_Instructions for the task:_ Each entry below should be echoed exactly, with pictures omitted.

Recorded data
>> Start
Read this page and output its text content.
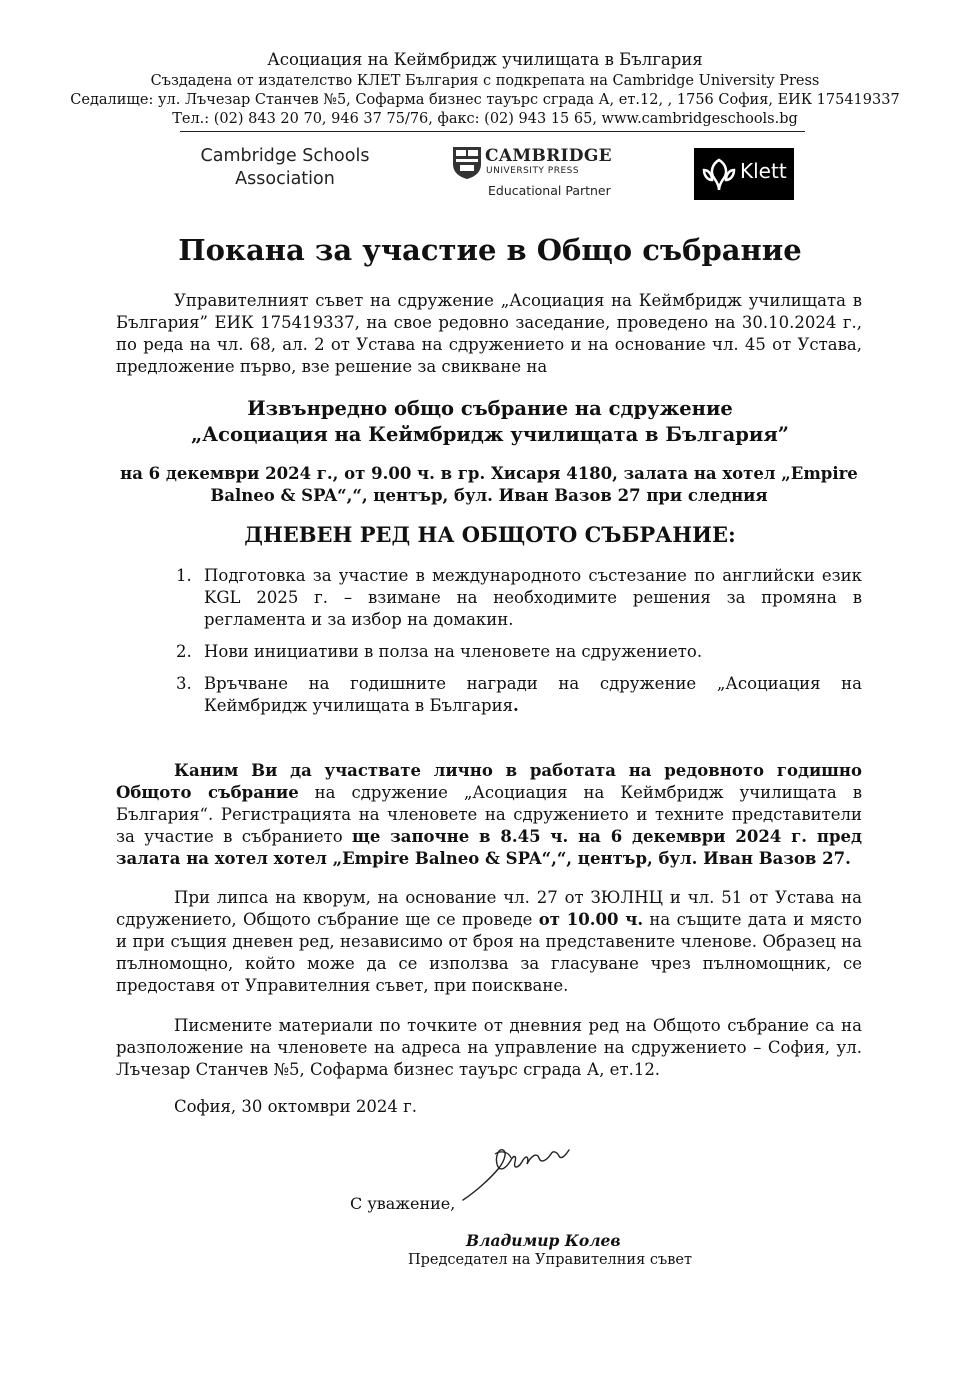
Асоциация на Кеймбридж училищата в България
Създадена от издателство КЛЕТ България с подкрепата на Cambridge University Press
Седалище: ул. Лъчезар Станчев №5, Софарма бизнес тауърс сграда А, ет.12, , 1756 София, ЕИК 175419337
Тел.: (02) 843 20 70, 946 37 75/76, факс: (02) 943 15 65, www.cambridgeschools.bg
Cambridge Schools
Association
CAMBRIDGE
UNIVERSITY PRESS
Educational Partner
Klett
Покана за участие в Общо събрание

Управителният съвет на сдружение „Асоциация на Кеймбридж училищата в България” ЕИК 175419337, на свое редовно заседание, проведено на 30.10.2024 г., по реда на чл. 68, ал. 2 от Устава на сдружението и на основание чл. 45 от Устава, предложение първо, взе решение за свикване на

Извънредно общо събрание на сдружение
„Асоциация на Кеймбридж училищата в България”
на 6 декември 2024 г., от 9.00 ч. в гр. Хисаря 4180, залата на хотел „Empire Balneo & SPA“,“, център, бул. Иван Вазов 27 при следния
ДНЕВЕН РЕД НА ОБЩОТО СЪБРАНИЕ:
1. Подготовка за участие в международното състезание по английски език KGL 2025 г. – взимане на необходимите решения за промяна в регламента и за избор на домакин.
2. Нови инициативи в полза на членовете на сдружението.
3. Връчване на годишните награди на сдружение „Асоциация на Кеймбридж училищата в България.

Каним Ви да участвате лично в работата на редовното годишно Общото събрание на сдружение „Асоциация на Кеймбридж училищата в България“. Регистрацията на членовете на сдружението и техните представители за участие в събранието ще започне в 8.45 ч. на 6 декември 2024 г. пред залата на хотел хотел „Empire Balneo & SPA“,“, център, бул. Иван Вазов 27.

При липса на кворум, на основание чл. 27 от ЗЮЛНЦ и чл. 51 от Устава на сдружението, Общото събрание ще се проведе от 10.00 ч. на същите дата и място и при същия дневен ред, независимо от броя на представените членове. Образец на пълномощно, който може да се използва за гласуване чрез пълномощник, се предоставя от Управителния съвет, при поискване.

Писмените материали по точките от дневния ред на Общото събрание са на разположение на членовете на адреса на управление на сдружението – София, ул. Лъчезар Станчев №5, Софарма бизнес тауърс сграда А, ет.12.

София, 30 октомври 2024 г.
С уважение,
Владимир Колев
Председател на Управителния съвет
>> End
_Solution to the exercise:_
Read this page and output its text content.
Асоциация на Кеймбридж училищата в България
Създадена от издателство КЛЕТ България с подкрепата на Cambridge University Press
Седалище: ул. Лъчезар Станчев №5, Софарма бизнес тауърс сграда А, ет.12, , 1756 София, ЕИК 175419337
Тел.: (02) 843 20 70, 946 37 75/76, факс: (02) 943 15 65, www.cambridgeschools.bg
Cambridge Schools
Association
CAMBRIDGE
UNIVERSITY PRESS
Educational Partner
Klett
Покана за участие в Общо събрание

Управителният съвет на сдружение „Асоциация на Кеймбридж училищата в България” ЕИК 175419337, на свое редовно заседание, проведено на 30.10.2024 г., по реда на чл. 68, ал. 2 от Устава на сдружението и на основание чл. 45 от Устава, предложение първо, взе решение за свикване на

Извънредно общо събрание на сдружение
„Асоциация на Кеймбридж училищата в България”
на 6 декември 2024 г., от 9.00 ч. в гр. Хисаря 4180, залата на хотел „Empire Balneo & SPA“,“, център, бул. Иван Вазов 27 при следния
ДНЕВЕН РЕД НА ОБЩОТО СЪБРАНИЕ:
1. Подготовка за участие в международното състезание по английски език KGL 2025 г. – взимане на необходимите решения за промяна в регламента и за избор на домакин.
2. Нови инициативи в полза на членовете на сдружението.
3. Връчване на годишните награди на сдружение „Асоциация на Кеймбридж училищата в България.

Каним Ви да участвате лично в работата на редовното годишно Общото събрание на сдружение „Асоциация на Кеймбридж училищата в България“. Регистрацията на членовете на сдружението и техните представители за участие в събранието ще започне в 8.45 ч. на 6 декември 2024 г. пред залата на хотел хотел „Empire Balneo & SPA“,“, център, бул. Иван Вазов 27.

При липса на кворум, на основание чл. 27 от ЗЮЛНЦ и чл. 51 от Устава на сдружението, Общото събрание ще се проведе от 10.00 ч. на същите дата и място и при същия дневен ред, независимо от броя на представените членове. Образец на пълномощно, който може да се използва за гласуване чрез пълномощник, се предоставя от Управителния съвет, при поискване.

Писмените материали по точките от дневния ред на Общото събрание са на разположение на членовете на адреса на управление на сдружението – София, ул. Лъчезар Станчев №5, Софарма бизнес тауърс сграда А, ет.12.

София, 30 октомври 2024 г.
С уважение,
Владимир Колев
Председател на Управителния съвет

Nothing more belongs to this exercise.